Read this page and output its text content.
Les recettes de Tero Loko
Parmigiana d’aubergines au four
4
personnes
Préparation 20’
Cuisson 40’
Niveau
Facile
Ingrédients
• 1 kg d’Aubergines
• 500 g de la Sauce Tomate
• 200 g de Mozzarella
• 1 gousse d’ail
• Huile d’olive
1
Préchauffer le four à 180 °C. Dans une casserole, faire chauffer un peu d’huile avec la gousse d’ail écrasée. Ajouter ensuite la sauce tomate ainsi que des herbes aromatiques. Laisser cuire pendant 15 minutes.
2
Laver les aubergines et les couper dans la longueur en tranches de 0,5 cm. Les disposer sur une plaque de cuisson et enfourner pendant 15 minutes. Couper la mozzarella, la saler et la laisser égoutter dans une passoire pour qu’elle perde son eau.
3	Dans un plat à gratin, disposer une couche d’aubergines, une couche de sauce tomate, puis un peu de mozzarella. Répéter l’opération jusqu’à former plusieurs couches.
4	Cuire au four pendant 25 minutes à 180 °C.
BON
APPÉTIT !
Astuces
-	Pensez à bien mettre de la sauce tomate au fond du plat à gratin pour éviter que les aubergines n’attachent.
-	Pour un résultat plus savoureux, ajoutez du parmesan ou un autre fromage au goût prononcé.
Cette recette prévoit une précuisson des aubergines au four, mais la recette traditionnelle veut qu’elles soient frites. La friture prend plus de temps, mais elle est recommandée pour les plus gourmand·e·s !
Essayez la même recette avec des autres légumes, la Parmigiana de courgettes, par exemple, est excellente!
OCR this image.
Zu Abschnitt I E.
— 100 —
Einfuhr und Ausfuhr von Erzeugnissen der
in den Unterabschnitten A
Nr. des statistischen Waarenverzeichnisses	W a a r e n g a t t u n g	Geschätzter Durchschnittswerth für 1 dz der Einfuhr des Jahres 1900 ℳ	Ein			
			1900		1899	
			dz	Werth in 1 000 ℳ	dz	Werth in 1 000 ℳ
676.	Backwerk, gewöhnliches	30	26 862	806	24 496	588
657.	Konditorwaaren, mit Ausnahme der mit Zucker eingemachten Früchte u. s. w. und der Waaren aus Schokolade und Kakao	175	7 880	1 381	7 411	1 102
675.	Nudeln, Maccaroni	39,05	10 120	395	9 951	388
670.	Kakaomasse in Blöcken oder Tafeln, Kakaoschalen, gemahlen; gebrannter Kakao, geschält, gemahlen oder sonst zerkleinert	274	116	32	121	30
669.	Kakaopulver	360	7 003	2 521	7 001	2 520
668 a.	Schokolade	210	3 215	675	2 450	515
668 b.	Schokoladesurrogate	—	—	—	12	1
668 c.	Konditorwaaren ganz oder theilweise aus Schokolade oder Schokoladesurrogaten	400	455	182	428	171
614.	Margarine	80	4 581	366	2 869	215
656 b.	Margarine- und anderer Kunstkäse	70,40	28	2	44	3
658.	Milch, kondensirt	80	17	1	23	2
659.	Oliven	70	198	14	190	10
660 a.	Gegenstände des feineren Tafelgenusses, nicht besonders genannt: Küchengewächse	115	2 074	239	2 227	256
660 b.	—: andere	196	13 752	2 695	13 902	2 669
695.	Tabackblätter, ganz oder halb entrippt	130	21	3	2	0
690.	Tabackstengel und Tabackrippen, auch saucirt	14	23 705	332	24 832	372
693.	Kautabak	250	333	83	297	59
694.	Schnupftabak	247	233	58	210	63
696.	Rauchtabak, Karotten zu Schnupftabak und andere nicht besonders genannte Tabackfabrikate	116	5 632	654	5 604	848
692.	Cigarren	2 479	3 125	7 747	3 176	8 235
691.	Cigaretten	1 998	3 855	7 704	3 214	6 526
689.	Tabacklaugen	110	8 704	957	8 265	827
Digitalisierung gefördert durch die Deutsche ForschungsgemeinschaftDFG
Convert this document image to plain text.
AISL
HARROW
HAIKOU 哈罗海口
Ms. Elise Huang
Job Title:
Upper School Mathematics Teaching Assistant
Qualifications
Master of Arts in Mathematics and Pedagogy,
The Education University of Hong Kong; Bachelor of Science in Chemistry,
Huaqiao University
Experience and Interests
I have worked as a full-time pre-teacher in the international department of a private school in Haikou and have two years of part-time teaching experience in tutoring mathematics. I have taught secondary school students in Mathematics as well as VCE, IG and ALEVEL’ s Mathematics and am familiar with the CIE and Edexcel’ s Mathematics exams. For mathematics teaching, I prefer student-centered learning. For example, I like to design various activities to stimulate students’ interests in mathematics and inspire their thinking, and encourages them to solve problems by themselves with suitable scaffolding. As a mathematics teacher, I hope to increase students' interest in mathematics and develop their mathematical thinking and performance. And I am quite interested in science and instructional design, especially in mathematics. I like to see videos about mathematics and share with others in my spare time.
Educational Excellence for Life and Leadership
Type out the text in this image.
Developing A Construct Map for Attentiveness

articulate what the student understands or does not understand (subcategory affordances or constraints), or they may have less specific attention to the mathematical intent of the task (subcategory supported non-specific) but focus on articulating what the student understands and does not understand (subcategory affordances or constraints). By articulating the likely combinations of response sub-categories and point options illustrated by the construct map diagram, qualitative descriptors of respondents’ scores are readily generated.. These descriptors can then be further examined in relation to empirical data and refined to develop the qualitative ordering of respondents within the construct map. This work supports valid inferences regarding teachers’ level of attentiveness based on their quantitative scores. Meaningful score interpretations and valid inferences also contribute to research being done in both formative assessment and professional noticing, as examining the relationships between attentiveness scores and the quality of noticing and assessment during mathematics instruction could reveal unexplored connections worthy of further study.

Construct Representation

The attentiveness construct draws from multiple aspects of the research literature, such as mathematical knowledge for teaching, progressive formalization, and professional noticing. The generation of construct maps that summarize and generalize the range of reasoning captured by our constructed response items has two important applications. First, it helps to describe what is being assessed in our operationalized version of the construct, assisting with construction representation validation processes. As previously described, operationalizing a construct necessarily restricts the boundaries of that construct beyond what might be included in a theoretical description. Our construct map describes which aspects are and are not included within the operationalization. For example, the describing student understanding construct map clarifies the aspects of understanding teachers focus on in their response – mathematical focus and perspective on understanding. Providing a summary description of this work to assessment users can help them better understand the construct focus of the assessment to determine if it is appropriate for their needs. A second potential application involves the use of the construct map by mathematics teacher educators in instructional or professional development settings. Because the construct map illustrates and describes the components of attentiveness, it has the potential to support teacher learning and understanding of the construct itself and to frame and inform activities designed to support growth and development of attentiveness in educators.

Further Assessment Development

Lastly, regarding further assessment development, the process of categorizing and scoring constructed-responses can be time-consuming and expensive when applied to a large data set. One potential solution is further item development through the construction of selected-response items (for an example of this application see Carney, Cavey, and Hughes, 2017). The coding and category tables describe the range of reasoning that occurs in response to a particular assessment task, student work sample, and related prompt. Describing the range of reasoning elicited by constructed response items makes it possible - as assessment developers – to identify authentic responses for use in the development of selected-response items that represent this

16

= = = = = = =

What is needed ::
Say only how many lines in the records carry the word "image".

Final result ::
3